*TASK PROMPT*: Identify each line holding the string "simplace" and copy it.

*DATA PROVIDED*:
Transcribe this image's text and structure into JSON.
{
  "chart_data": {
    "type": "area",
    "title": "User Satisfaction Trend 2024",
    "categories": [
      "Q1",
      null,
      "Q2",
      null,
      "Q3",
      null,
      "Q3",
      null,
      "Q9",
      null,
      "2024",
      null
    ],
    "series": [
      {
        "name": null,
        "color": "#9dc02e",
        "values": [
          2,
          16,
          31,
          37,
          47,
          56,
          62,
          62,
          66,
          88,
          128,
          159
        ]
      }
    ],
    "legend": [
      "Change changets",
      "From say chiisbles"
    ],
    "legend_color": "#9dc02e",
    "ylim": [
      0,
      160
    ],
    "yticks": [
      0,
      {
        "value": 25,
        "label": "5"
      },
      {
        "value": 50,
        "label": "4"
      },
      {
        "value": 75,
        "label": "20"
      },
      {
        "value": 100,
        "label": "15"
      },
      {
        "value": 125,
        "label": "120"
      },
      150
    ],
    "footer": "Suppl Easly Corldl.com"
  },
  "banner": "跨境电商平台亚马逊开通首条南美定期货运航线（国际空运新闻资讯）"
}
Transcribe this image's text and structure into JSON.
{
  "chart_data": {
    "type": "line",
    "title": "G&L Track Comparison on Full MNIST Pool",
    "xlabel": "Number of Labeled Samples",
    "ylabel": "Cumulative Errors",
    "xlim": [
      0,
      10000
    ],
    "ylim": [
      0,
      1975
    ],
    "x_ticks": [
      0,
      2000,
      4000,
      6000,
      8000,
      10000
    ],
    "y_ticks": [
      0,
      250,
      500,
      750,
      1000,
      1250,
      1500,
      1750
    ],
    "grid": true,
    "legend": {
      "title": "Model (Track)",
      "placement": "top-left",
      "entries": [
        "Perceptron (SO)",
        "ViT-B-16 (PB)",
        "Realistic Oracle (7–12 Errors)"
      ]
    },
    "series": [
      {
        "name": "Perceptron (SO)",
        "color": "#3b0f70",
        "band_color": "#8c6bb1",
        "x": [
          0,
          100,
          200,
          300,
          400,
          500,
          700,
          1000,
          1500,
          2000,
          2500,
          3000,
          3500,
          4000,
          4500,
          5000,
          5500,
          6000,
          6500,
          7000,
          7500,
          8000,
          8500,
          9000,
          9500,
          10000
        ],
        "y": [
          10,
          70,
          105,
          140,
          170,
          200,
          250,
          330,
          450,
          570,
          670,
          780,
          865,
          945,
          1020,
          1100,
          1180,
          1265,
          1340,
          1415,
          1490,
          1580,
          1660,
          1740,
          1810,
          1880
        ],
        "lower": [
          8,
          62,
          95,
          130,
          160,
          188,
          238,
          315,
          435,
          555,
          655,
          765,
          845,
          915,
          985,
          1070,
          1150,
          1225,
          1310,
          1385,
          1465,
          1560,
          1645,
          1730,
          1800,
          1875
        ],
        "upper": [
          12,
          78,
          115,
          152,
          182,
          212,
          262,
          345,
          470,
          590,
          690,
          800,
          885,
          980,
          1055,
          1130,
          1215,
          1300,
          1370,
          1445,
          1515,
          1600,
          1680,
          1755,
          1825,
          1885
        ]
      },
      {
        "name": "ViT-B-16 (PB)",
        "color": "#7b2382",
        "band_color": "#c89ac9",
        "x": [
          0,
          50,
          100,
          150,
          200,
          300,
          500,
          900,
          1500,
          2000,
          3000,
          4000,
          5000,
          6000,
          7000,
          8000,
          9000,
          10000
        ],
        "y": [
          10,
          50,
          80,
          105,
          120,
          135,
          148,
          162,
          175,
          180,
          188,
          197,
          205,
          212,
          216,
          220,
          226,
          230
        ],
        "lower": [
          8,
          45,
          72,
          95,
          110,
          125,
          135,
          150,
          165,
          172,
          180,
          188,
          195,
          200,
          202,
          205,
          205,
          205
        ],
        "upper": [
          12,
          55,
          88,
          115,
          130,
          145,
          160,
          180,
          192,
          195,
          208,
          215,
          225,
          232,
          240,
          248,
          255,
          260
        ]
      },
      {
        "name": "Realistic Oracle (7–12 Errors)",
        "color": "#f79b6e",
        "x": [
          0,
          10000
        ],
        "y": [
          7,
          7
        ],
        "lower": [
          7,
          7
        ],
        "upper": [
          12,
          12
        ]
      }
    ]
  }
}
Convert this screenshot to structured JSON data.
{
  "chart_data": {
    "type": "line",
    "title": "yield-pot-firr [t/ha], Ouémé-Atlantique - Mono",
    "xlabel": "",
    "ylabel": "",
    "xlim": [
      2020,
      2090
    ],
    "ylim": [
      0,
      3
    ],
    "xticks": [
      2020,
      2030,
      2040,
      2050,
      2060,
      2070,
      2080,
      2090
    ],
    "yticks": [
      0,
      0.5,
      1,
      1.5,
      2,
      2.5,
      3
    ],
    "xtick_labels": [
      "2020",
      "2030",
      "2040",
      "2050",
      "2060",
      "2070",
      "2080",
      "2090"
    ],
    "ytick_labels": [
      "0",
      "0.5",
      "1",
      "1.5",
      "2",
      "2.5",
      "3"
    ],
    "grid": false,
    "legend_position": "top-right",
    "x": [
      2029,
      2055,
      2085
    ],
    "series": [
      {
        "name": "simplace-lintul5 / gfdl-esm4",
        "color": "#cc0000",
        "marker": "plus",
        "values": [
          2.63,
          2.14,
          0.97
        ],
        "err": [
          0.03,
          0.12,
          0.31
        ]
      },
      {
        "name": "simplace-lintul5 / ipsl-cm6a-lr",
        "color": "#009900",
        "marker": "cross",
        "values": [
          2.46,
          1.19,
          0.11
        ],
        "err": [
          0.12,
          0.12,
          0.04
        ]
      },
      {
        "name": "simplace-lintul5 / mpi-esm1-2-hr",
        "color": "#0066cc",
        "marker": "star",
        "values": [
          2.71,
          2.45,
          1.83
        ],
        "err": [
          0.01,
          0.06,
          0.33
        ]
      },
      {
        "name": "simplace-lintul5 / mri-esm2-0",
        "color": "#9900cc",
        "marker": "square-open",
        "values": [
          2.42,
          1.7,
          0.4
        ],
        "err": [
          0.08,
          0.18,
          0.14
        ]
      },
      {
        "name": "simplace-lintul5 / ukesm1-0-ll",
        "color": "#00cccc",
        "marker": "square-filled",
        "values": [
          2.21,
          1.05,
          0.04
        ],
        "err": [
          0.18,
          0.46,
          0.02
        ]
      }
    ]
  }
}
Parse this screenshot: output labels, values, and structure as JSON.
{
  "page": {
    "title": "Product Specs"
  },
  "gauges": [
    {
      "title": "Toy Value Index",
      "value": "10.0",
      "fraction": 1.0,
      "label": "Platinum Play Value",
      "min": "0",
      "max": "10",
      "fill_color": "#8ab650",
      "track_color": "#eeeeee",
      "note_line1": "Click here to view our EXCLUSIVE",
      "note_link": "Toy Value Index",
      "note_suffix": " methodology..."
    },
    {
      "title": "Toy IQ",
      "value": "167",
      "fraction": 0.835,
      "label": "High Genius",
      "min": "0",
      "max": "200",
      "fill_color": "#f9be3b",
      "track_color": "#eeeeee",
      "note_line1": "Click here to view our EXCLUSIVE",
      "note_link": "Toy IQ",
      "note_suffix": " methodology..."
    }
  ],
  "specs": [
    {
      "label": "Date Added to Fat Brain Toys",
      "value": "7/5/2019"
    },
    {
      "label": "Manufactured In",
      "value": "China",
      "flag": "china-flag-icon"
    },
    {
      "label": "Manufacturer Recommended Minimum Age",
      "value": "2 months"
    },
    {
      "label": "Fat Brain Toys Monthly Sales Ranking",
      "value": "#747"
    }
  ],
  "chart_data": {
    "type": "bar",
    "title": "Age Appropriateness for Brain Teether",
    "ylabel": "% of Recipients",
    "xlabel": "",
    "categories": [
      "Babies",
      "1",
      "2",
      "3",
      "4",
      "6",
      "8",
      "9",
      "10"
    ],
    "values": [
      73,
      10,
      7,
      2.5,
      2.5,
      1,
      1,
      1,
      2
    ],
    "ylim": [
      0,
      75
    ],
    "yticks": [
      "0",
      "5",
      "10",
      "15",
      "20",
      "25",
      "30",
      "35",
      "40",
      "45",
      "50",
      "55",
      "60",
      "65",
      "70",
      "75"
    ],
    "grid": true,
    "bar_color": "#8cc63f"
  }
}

*EXERCISE ANSWER*:
        "name": "simplace-lintul5 / gfdl-esm4",
        "name": "simplace-lintul5 / ipsl-cm6a-lr",
        "name": "simplace-lintul5 / mpi-esm1-2-hr",
        "name": "simplace-lintul5 / mri-esm2-0",
        "name": "simplace-lintul5 / ukesm1-0-ll",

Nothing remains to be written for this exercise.